_WRITTEN TASK_. Take down each entry exactly as written.

Start PROVIDED DATA

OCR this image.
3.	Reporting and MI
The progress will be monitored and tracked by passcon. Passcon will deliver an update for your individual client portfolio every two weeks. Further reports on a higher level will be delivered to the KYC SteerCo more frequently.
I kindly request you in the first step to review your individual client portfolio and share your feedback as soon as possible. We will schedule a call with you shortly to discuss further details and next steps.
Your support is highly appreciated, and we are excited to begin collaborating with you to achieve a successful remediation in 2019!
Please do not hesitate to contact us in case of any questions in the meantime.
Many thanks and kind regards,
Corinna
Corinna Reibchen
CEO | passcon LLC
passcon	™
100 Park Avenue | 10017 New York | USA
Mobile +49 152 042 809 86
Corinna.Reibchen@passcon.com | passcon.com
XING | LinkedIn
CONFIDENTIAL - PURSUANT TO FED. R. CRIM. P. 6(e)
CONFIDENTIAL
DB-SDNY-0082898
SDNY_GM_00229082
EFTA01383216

End PROVIDED DATA

_FINAL RESULT_.
OCR this image.
3.	Reporting and MI
The progress will be monitored and tracked by passcon. Passcon will deliver an update for your individual client portfolio every two weeks. Further reports on a higher level will be delivered to the KYC SteerCo more frequently.
I kindly request you in the first step to review your individual client portfolio and share your feedback as soon as possible. We will schedule a call with you shortly to discuss further details and next steps.
Your support is highly appreciated, and we are excited to begin collaborating with you to achieve a successful remediation in 2019!
Please do not hesitate to contact us in case of any questions in the meantime.
Many thanks and kind regards,
Corinna
Corinna Reibchen
CEO | passcon LLC
passcon	™
100 Park Avenue | 10017 New York | USA
Mobile +49 152 042 809 86
Corinna.Reibchen@passcon.com | passcon.com
XING | LinkedIn
CONFIDENTIAL - PURSUANT TO FED. R. CRIM. P. 6(e)
CONFIDENTIAL
DB-SDNY-0082898
SDNY_GM_00229082
EFTA01383216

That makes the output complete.